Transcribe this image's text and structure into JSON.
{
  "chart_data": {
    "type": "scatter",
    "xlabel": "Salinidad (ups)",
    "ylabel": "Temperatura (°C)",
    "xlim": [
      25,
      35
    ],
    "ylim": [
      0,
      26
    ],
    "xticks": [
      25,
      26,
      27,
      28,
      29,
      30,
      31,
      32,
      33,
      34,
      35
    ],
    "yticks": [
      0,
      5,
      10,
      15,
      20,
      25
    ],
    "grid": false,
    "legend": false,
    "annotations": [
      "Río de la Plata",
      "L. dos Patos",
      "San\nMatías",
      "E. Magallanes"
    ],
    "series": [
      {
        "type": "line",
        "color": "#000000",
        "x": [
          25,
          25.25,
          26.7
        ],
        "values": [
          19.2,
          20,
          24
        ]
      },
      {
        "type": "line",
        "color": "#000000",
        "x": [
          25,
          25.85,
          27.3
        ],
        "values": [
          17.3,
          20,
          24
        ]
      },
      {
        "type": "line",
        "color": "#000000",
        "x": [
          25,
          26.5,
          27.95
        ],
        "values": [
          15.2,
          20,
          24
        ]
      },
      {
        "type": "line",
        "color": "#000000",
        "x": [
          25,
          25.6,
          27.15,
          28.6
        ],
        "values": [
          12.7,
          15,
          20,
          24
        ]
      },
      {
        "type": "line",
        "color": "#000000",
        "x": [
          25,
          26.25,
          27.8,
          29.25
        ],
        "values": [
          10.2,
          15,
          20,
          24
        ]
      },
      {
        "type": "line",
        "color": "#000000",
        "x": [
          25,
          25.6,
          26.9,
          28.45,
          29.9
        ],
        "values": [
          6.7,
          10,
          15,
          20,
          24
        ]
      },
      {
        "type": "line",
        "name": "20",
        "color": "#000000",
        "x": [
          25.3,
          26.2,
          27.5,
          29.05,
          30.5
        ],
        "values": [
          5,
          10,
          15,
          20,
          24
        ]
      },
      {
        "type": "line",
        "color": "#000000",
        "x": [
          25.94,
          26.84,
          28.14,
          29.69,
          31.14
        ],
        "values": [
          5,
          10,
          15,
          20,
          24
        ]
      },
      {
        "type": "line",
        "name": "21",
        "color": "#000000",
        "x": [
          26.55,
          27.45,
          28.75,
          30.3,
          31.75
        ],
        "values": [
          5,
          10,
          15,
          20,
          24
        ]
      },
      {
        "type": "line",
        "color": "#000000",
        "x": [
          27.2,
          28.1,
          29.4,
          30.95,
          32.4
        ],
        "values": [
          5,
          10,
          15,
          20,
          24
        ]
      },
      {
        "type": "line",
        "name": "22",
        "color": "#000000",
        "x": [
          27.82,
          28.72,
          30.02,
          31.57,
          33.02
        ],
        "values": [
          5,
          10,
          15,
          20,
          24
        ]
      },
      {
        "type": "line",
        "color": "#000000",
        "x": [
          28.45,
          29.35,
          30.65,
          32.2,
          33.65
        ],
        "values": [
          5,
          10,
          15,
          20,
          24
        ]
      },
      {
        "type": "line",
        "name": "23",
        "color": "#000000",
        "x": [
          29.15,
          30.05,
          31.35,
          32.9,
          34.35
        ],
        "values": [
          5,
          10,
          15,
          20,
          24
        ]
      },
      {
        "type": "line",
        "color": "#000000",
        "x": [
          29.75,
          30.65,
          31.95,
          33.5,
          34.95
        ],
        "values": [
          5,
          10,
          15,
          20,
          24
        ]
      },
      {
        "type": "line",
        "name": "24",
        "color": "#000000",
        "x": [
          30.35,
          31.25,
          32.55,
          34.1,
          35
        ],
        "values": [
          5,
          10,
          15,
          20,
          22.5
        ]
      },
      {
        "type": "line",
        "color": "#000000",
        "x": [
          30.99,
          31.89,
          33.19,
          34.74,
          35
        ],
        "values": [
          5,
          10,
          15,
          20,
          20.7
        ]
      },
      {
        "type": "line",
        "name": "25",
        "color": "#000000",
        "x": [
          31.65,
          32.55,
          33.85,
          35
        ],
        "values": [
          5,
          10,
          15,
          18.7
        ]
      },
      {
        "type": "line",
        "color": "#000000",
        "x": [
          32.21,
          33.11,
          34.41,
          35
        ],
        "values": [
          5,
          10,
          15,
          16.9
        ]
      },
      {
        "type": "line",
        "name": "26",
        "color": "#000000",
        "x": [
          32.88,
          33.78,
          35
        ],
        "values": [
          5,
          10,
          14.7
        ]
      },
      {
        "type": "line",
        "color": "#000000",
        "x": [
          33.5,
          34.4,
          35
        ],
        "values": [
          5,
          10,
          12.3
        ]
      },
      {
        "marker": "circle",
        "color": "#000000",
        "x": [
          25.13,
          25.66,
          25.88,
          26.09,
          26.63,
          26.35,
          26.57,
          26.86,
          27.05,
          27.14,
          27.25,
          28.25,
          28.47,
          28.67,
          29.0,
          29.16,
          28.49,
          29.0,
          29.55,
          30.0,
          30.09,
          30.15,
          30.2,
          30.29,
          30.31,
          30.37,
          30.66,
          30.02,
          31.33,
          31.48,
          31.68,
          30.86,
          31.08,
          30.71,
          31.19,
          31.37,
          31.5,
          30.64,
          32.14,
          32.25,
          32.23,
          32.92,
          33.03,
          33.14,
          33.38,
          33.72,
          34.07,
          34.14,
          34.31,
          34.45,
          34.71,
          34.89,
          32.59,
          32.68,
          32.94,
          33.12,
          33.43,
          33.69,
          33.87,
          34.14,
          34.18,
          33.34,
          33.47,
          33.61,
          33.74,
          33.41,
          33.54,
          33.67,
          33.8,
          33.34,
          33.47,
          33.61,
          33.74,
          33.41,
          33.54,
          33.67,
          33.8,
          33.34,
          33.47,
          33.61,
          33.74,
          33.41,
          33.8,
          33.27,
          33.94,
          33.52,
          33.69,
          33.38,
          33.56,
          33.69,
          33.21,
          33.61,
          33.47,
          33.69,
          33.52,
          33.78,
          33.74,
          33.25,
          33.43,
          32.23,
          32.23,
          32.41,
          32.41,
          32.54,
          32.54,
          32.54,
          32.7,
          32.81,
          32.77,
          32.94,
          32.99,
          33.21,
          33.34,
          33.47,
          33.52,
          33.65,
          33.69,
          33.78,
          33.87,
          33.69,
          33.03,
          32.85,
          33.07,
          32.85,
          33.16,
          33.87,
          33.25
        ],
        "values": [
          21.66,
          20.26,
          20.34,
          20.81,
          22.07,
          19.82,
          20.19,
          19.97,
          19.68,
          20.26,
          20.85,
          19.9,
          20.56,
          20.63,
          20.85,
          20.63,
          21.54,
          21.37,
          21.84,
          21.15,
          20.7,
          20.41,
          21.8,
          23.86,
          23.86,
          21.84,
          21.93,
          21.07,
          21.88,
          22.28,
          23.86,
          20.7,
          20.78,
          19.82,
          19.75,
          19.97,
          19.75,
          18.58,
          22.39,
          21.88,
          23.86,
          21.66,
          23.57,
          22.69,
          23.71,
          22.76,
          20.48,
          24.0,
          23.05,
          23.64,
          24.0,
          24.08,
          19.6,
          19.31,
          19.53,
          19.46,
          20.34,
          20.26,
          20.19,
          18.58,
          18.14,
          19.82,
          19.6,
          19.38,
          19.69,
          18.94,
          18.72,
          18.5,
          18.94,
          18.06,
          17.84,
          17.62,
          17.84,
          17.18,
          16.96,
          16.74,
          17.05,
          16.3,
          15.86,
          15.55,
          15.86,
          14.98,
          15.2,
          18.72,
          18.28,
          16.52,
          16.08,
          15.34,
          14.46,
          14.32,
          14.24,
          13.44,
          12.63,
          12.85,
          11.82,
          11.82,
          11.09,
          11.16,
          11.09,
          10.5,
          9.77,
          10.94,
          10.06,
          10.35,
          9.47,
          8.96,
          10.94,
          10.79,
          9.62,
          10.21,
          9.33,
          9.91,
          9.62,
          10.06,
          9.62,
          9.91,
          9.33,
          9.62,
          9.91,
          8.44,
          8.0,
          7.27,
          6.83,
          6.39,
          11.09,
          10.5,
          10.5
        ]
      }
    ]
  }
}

### WHAT TO PRODUCE
Reproduce every line from the entries that holds the word "name".

### ANSWER TO THE EXERCISE
        "name": "20",
        "name": "21",
        "name": "22",
        "name": "23",
        "name": "24",
        "name": "25",
        "name": "26",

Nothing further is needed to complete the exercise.